* **Instructions to follow**: Give the entries below, from the first line up to and including the line containing "category-label: Подобряване на достъпа до образование", as a Markdown table with the columns No. and Entry. Put one line per row with its row number, and leave out blank lines.

======== Excerpted records

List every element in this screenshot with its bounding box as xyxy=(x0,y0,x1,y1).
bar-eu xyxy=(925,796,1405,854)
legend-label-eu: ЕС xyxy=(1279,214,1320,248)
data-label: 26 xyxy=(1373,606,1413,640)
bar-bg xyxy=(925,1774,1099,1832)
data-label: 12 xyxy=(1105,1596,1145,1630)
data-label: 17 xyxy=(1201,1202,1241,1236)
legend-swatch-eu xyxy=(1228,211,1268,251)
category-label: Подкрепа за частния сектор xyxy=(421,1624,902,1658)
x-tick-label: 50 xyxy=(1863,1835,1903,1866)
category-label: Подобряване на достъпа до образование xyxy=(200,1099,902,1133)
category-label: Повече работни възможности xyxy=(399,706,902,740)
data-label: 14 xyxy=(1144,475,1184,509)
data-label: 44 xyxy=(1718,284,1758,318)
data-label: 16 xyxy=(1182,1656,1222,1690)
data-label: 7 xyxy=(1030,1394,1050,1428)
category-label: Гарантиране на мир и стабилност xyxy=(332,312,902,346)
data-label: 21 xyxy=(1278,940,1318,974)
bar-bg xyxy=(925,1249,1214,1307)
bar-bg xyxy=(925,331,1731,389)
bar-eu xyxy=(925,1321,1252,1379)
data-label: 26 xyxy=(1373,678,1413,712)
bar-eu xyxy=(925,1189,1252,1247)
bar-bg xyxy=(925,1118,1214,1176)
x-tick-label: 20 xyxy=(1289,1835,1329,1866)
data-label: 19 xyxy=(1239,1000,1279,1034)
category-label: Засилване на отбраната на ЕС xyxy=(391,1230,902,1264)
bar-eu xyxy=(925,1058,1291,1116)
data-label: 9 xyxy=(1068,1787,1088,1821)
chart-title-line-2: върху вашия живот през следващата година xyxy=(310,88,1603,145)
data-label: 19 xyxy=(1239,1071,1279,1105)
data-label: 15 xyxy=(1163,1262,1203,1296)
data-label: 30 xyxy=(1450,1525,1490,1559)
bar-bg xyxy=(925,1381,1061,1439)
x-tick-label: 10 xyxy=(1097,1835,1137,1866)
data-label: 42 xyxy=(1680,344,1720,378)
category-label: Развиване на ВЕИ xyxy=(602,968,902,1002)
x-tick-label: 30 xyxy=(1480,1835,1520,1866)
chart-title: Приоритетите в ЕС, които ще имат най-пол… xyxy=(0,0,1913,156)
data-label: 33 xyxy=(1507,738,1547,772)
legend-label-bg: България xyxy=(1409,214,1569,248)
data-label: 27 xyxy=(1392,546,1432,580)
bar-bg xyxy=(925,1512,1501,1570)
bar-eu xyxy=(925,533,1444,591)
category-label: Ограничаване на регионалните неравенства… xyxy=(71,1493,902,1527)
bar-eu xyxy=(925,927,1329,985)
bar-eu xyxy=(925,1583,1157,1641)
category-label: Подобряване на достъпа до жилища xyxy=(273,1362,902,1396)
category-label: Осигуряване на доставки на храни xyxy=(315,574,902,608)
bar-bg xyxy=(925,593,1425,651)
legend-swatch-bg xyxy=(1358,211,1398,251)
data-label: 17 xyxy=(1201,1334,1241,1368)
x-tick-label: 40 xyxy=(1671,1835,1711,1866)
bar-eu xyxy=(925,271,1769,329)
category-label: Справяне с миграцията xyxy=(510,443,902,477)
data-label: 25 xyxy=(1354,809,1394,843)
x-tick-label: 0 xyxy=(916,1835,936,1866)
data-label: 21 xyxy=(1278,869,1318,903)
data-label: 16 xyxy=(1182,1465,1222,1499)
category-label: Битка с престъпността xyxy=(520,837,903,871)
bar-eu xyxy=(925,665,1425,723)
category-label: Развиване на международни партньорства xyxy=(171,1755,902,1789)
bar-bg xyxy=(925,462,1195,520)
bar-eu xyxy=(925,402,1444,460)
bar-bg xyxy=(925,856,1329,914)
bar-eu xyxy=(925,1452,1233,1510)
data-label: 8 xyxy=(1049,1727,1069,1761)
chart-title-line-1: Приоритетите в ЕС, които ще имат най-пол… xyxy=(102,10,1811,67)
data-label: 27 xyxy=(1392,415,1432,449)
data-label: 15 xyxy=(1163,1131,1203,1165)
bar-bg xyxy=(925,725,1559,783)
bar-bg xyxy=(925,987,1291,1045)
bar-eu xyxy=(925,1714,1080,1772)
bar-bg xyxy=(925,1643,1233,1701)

================

* **Task answer**:
| No. | Entry |
|---|---|
| 1 | List every element in this screenshot with its bounding box as xyxy=(x0,y0,x1,y1). |
| 2 | bar-eu xyxy=(925,796,1405,854) |
| 3 | legend-label-eu: ЕС xyxy=(1279,214,1320,248) |
| 4 | data-label: 26 xyxy=(1373,606,1413,640) |
| 5 | bar-bg xyxy=(925,1774,1099,1832) |
| 6 | data-label: 12 xyxy=(1105,1596,1145,1630) |
| 7 | data-label: 17 xyxy=(1201,1202,1241,1236) |
| 8 | legend-swatch-eu xyxy=(1228,211,1268,251) |
| 9 | category-label: Подкрепа за частния сектор xyxy=(421,1624,902,1658) |
| 10 | x-tick-label: 50 xyxy=(1863,1835,1903,1866) |
| 11 | category-label: Подобряване на достъпа до образование xyxy=(200,1099,902,1133) |